■ Required task: Filter for the word "haladja" and keep each matching line.

## Begin

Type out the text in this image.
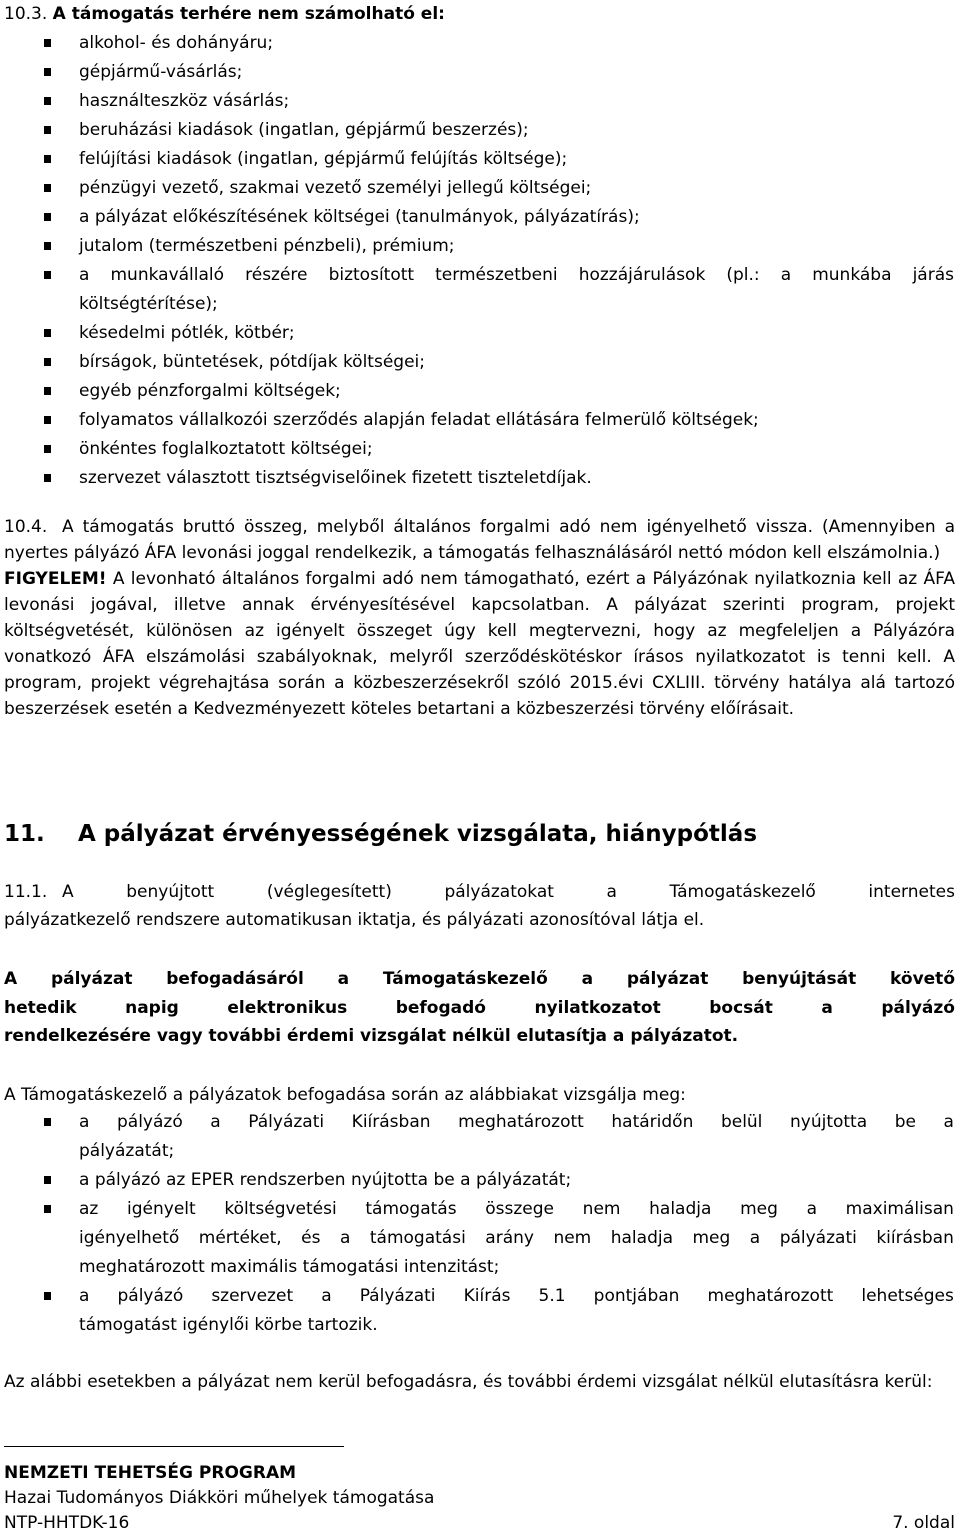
10.3. A támogatás terhére nem számolható el:
alkohol- és dohányáru;
gépjármű-vásárlás;
használteszköz vásárlás;
beruházási kiadások (ingatlan, gépjármű beszerzés);
felújítási kiadások (ingatlan, gépjármű felújítás költsége);
pénzügyi vezető, szakmai vezető személyi jellegű költségei;
a pályázat előkészítésének költségei (tanulmányok, pályázatírás);
jutalom (természetbeni pénzbeli), prémium;
a munkavállaló részére biztosított természetbeni hozzájárulások (pl.: a munkába járás költségtérítése);
késedelmi pótlék, kötbér;
bírságok, büntetések, pótdíjak költségei;
egyéb pénzforgalmi költségek;
folyamatos vállalkozói szerződés alapján feladat ellátására felmerülő költségek;
önkéntes foglalkoztatott költségei;
szervezet választott tisztségviselőinek fizetett tiszteletdíjak.
10.4. A támogatás bruttó összeg, melyből általános forgalmi adó nem igényelhető vissza. (Amennyiben a nyertes pályázó ÁFA levonási joggal rendelkezik, a támogatás felhasználásáról nettó módon kell elszámolnia.)
FIGYELEM! A levonható általános forgalmi adó nem támogatható, ezért a Pályázónak nyilatkoznia kell az ÁFA levonási jogával, illetve annak érvényesítésével kapcsolatban. A pályázat szerinti program, projekt költségvetését, különösen az igényelt összeget úgy kell megtervezni, hogy az megfeleljen a Pályázóra vonatkozó ÁFA elszámolási szabályoknak, melyről szerződéskötéskor írásos nyilatkozatot is tenni kell. A program, projekt végrehajtása során a közbeszerzésekről szóló 2015.évi CXLIII. törvény hatálya alá tartozó beszerzések esetén a Kedvezményezett köteles betartani a közbeszerzési törvény előírásait.
11. A pályázat érvényességének vizsgálata, hiánypótlás
11.1. A	benyújtott	(véglegesített)	pályázatokat	a	Támogatáskezelő	internetes
pályázatkezelő rendszere automatikusan iktatja, és pályázati azonosítóval látja el.
A pályázat befogadásáról a Támogatáskezelő a pályázat benyújtását követő
hetedik	napig	elektronikus	befogadó	nyilatkozatot	bocsát	a	pályázó
rendelkezésére vagy további érdemi vizsgálat nélkül elutasítja a pályázatot.
A Támogatáskezelő a pályázatok befogadása során az alábbiakat vizsgálja meg:
a pályázó a Pályázati Kiírásban meghatározott határidőn belül nyújtotta be a
pályázatát;
a pályázó az EPER rendszerben nyújtotta be a pályázatát;
az igényelt költségvetési támogatás összege nem haladja meg a maximálisan
igényelhető mértéket, és a támogatási arány nem haladja meg a pályázati kiírásban
meghatározott maximális támogatási intenzitást;
a pályázó szervezet a Pályázati Kiírás 5.1 pontjában meghatározott lehetséges
támogatást igénylői körbe tartozik.
Az alábbi esetekben a pályázat nem kerül befogadásra, és további érdemi vizsgálat nélkül elutasításra kerül:
NEMZETI TEHETSÉG PROGRAM
Hazai Tudományos Diákköri műhelyek támogatása
NTP-HHTDK-16	7. oldal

## End

■ Result below:
az igényelt költségvetési támogatás összege nem haladja meg a maximálisan
igényelhető mértéket, és a támogatási arány nem haladja meg a pályázati kiírásban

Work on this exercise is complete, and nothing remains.